**Task requirements**
Copy the material below, putting "Tissue Thickness" in place of every occurrence of "Liver Thickness" and leaving everything else unchanged.

────────────────

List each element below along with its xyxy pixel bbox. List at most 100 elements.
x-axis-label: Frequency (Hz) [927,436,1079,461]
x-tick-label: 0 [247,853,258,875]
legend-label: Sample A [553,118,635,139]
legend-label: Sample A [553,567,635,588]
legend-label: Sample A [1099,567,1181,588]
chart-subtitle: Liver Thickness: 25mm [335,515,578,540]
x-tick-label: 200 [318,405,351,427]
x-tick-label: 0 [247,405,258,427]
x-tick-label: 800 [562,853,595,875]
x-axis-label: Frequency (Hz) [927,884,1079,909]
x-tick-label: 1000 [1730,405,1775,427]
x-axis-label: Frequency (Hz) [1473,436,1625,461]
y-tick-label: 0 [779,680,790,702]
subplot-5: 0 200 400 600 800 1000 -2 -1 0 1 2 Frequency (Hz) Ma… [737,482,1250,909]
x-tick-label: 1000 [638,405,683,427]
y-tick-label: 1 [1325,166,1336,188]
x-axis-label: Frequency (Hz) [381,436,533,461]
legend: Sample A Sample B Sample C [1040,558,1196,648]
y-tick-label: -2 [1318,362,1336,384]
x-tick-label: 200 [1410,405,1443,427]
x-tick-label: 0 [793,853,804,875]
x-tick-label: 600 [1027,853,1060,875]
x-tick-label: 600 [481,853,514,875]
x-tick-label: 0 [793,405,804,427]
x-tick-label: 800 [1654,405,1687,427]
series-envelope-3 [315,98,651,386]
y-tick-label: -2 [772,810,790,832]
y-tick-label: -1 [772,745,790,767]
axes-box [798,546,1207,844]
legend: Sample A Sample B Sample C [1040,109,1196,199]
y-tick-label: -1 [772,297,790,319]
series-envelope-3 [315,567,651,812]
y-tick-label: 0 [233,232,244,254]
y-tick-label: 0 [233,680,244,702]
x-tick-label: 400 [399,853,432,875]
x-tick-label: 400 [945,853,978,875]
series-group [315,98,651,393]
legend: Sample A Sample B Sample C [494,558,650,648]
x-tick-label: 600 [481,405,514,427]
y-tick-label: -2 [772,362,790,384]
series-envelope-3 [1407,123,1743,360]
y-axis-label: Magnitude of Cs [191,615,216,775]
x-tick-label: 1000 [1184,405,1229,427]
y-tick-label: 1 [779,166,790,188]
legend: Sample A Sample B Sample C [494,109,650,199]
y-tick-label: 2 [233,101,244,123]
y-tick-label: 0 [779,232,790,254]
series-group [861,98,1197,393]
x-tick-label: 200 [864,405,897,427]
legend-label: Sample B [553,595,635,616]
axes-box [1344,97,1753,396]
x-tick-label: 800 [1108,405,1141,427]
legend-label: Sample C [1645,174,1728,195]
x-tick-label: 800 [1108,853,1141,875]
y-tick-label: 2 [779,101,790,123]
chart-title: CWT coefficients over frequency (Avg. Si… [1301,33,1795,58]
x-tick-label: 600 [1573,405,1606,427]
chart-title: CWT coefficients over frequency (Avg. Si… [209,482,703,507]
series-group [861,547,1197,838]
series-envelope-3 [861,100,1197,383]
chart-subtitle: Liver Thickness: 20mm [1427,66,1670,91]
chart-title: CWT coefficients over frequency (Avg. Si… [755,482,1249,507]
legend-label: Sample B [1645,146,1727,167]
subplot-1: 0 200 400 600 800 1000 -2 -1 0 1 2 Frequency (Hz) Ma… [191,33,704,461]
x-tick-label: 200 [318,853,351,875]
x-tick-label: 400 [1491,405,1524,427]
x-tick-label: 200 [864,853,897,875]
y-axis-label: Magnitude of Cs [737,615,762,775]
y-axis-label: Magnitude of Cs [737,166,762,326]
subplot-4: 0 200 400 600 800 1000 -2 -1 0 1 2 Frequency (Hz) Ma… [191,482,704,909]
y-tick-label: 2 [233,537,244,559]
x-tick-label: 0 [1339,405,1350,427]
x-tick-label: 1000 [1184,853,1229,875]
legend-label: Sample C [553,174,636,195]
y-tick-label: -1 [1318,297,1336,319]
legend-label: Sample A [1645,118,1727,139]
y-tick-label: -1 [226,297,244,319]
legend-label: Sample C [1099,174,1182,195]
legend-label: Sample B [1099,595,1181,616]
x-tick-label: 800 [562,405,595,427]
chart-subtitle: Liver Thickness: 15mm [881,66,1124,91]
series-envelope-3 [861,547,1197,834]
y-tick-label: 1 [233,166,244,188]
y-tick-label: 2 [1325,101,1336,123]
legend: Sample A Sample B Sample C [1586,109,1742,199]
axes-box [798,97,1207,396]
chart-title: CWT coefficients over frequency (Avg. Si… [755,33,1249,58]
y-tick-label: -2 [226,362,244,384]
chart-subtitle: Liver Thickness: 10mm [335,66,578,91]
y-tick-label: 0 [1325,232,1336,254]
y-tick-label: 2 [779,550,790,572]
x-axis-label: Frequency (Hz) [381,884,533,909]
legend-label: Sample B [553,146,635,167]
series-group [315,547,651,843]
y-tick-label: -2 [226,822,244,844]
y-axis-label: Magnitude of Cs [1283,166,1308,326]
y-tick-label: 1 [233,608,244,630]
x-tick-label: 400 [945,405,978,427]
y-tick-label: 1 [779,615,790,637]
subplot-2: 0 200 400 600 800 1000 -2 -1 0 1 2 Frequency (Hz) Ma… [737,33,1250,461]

────────────────

**Expected answer**
List each element below along with its xyxy pixel bbox. List at most 100 elements.
x-axis-label: Frequency (Hz) [927,436,1079,461]
x-tick-label: 0 [247,853,258,875]
legend-label: Sample A [553,118,635,139]
legend-label: Sample A [553,567,635,588]
legend-label: Sample A [1099,567,1181,588]
chart-subtitle: Tissue Thickness: 25mm [335,515,578,540]
x-tick-label: 200 [318,405,351,427]
x-tick-label: 0 [247,405,258,427]
x-tick-label: 800 [562,853,595,875]
x-axis-label: Frequency (Hz) [927,884,1079,909]
x-tick-label: 1000 [1730,405,1775,427]
x-axis-label: Frequency (Hz) [1473,436,1625,461]
y-tick-label: 0 [779,680,790,702]
subplot-5: 0 200 400 600 800 1000 -2 -1 0 1 2 Frequency (Hz) Ma… [737,482,1250,909]
x-tick-label: 1000 [638,405,683,427]
y-tick-label: 1 [1325,166,1336,188]
x-axis-label: Frequency (Hz) [381,436,533,461]
legend: Sample A Sample B Sample C [1040,558,1196,648]
y-tick-label: -2 [1318,362,1336,384]
x-tick-label: 200 [1410,405,1443,427]
x-tick-label: 0 [793,853,804,875]
x-tick-label: 600 [1027,853,1060,875]
x-tick-label: 600 [481,853,514,875]
x-tick-label: 0 [793,405,804,427]
x-tick-label: 800 [1654,405,1687,427]
series-envelope-3 [315,98,651,386]
y-tick-label: -2 [772,810,790,832]
y-tick-label: -1 [772,745,790,767]
axes-box [798,546,1207,844]
legend: Sample A Sample B Sample C [1040,109,1196,199]
y-tick-label: -1 [772,297,790,319]
series-envelope-3 [315,567,651,812]
y-tick-label: 0 [233,232,244,254]
y-tick-label: 0 [233,680,244,702]
x-tick-label: 400 [399,853,432,875]
x-tick-label: 400 [945,853,978,875]
series-group [315,98,651,393]
legend: Sample A Sample B Sample C [494,558,650,648]
x-tick-label: 600 [481,405,514,427]
y-tick-label: -2 [772,362,790,384]
series-envelope-3 [1407,123,1743,360]
y-axis-label: Magnitude of Cs [191,615,216,775]
x-tick-label: 1000 [1184,405,1229,427]
y-tick-label: 1 [779,166,790,188]
legend: Sample A Sample B Sample C [494,109,650,199]
y-tick-label: 2 [233,101,244,123]
y-tick-label: 0 [779,232,790,254]
series-group [861,98,1197,393]
x-tick-label: 200 [864,405,897,427]
legend-label: Sample B [553,595,635,616]
axes-box [1344,97,1753,396]
x-tick-label: 800 [1108,405,1141,427]
legend-label: Sample C [1645,174,1728,195]
x-tick-label: 800 [1108,853,1141,875]
y-tick-label: 2 [779,101,790,123]
chart-title: CWT coefficients over frequency (Avg. Si… [1301,33,1795,58]
x-tick-label: 600 [1573,405,1606,427]
chart-title: CWT coefficients over frequency (Avg. Si… [209,482,703,507]
series-group [861,547,1197,838]
series-envelope-3 [861,100,1197,383]
chart-subtitle: Tissue Thickness: 20mm [1427,66,1670,91]
chart-title: CWT coefficients over frequency (Avg. Si… [755,482,1249,507]
legend-label: Sample B [1645,146,1727,167]
subplot-1: 0 200 400 600 800 1000 -2 -1 0 1 2 Frequency (Hz) Ma… [191,33,704,461]
x-tick-label: 200 [318,853,351,875]
x-tick-label: 400 [1491,405,1524,427]
x-tick-label: 200 [864,853,897,875]
y-axis-label: Magnitude of Cs [737,615,762,775]
y-axis-label: Magnitude of Cs [737,166,762,326]
subplot-4: 0 200 400 600 800 1000 -2 -1 0 1 2 Frequency (Hz) Ma… [191,482,704,909]
y-tick-label: 2 [233,537,244,559]
x-tick-label: 0 [1339,405,1350,427]
x-tick-label: 1000 [1184,853,1229,875]
legend-label: Sample C [553,174,636,195]
y-tick-label: -1 [1318,297,1336,319]
legend-label: Sample A [1645,118,1727,139]
y-tick-label: -1 [226,297,244,319]
legend-label: Sample C [1099,174,1182,195]
legend-label: Sample B [1099,595,1181,616]
x-tick-label: 800 [562,405,595,427]
chart-subtitle: Tissue Thickness: 15mm [881,66,1124,91]
series-envelope-3 [861,547,1197,834]
y-tick-label: 1 [233,166,244,188]
y-tick-label: 2 [1325,101,1336,123]
legend: Sample A Sample B Sample C [1586,109,1742,199]
axes-box [798,97,1207,396]
chart-title: CWT coefficients over frequency (Avg. Si… [755,33,1249,58]
y-tick-label: -2 [226,362,244,384]
chart-subtitle: Tissue Thickness: 10mm [335,66,578,91]
y-tick-label: 0 [1325,232,1336,254]
y-tick-label: 2 [779,550,790,572]
x-axis-label: Frequency (Hz) [381,884,533,909]
legend-label: Sample B [553,146,635,167]
series-group [315,547,651,843]
y-tick-label: -2 [226,822,244,844]
y-axis-label: Magnitude of Cs [1283,166,1308,326]
y-tick-label: 1 [233,608,244,630]
x-tick-label: 400 [945,405,978,427]
y-tick-label: 1 [779,615,790,637]
subplot-2: 0 200 400 600 800 1000 -2 -1 0 1 2 Frequency (Hz) Ma… [737,33,1250,461]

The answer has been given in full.